## Goal of the exercise
Omit the pictures and extract only the lines from the line containing "Type out the text in this image." to the end of the material, each exactly as written.
━━━━━ Input data
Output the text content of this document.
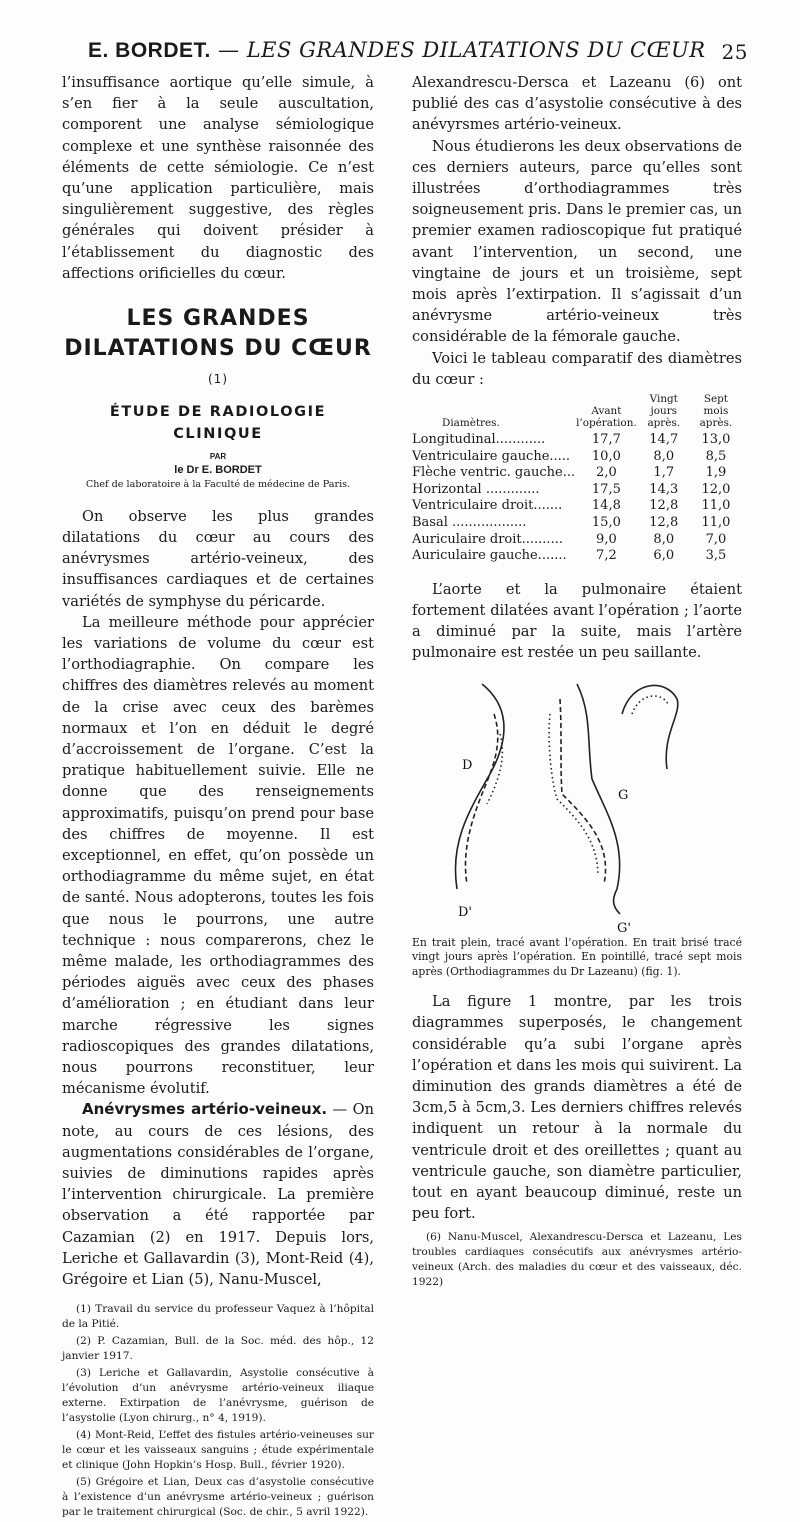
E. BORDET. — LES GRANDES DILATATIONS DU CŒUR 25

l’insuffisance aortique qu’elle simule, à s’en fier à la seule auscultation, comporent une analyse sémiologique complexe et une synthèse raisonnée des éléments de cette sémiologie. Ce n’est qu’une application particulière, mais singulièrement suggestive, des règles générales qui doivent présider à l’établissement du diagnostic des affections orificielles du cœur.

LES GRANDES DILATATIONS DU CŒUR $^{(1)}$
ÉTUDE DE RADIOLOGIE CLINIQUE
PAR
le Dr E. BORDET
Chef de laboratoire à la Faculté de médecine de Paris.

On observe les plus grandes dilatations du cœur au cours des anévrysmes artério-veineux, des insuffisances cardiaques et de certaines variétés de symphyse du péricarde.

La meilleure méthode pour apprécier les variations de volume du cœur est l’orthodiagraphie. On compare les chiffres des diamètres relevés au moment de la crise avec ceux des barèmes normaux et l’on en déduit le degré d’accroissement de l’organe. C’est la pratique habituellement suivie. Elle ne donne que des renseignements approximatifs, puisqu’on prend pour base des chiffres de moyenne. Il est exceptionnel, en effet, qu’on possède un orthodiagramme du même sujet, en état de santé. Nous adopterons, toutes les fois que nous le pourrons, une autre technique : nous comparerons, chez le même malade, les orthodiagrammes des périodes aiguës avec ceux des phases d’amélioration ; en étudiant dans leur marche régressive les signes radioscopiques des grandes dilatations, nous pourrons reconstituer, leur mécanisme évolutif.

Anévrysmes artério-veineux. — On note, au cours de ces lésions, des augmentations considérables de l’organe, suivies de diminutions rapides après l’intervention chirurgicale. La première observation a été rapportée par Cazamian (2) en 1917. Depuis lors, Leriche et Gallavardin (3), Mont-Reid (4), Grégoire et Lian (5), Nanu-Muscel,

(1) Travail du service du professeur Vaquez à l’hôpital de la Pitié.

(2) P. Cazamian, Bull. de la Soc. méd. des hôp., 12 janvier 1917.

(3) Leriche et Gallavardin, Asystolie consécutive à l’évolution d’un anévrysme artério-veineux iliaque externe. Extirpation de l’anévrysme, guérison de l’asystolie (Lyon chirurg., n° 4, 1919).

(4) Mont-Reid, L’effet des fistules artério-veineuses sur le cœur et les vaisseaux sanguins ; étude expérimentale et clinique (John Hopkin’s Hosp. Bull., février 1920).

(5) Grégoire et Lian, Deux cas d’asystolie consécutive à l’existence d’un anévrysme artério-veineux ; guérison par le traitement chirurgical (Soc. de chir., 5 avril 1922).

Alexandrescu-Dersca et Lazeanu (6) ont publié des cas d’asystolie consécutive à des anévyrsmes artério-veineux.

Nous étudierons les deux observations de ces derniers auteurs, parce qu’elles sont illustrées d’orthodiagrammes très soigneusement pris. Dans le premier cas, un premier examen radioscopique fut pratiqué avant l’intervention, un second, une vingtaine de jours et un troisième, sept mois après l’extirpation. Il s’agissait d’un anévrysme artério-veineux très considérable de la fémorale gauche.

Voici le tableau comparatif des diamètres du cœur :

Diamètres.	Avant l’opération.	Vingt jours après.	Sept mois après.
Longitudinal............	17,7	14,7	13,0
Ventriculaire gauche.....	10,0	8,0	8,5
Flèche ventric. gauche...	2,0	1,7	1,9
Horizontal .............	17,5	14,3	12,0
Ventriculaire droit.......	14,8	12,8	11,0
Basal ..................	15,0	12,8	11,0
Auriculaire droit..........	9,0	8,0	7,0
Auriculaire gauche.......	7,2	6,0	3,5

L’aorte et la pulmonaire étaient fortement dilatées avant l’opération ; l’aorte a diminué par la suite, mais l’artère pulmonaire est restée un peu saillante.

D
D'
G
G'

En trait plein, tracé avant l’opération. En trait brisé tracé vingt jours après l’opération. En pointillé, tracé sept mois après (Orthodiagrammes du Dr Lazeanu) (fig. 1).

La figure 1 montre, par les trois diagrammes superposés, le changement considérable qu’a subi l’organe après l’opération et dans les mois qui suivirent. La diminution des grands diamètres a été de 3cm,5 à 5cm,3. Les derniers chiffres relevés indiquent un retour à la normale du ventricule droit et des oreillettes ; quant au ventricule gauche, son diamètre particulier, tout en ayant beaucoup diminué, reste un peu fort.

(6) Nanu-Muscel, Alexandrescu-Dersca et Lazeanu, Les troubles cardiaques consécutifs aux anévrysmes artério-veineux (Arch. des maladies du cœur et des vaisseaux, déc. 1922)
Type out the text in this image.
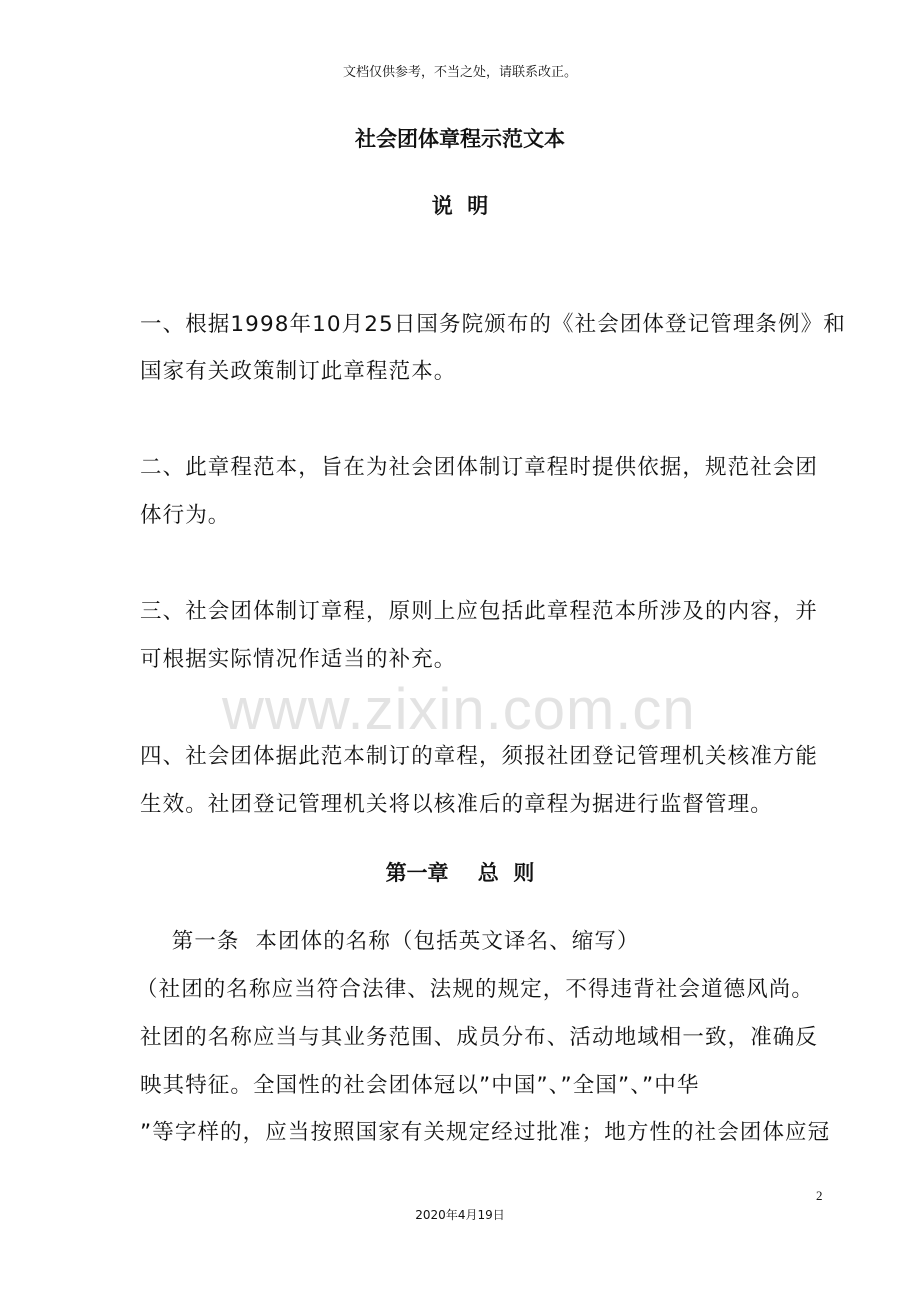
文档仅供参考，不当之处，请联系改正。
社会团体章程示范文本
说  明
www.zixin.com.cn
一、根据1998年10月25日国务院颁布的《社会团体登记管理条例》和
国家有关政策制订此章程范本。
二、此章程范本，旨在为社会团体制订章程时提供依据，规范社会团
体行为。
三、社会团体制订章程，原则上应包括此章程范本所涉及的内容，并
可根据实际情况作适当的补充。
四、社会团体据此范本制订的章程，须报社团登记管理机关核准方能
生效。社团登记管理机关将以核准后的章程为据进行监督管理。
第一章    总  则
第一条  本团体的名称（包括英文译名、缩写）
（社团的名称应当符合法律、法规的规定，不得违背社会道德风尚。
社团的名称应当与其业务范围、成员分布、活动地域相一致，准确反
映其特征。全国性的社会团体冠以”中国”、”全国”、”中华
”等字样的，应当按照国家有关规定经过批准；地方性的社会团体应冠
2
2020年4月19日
━━━━━━━━━━
## Task result
Type out the text in this image.
文档仅供参考，不当之处，请联系改正。
社会团体章程示范文本
说  明
www.zixin.com.cn
一、根据1998年10月25日国务院颁布的《社会团体登记管理条例》和
国家有关政策制订此章程范本。
二、此章程范本，旨在为社会团体制订章程时提供依据，规范社会团
体行为。
三、社会团体制订章程，原则上应包括此章程范本所涉及的内容，并
可根据实际情况作适当的补充。
四、社会团体据此范本制订的章程，须报社团登记管理机关核准方能
生效。社团登记管理机关将以核准后的章程为据进行监督管理。
第一章    总  则
第一条  本团体的名称（包括英文译名、缩写）
（社团的名称应当符合法律、法规的规定，不得违背社会道德风尚。
社团的名称应当与其业务范围、成员分布、活动地域相一致，准确反
映其特征。全国性的社会团体冠以”中国”、”全国”、”中华
”等字样的，应当按照国家有关规定经过批准；地方性的社会团体应冠
2
2020年4月19日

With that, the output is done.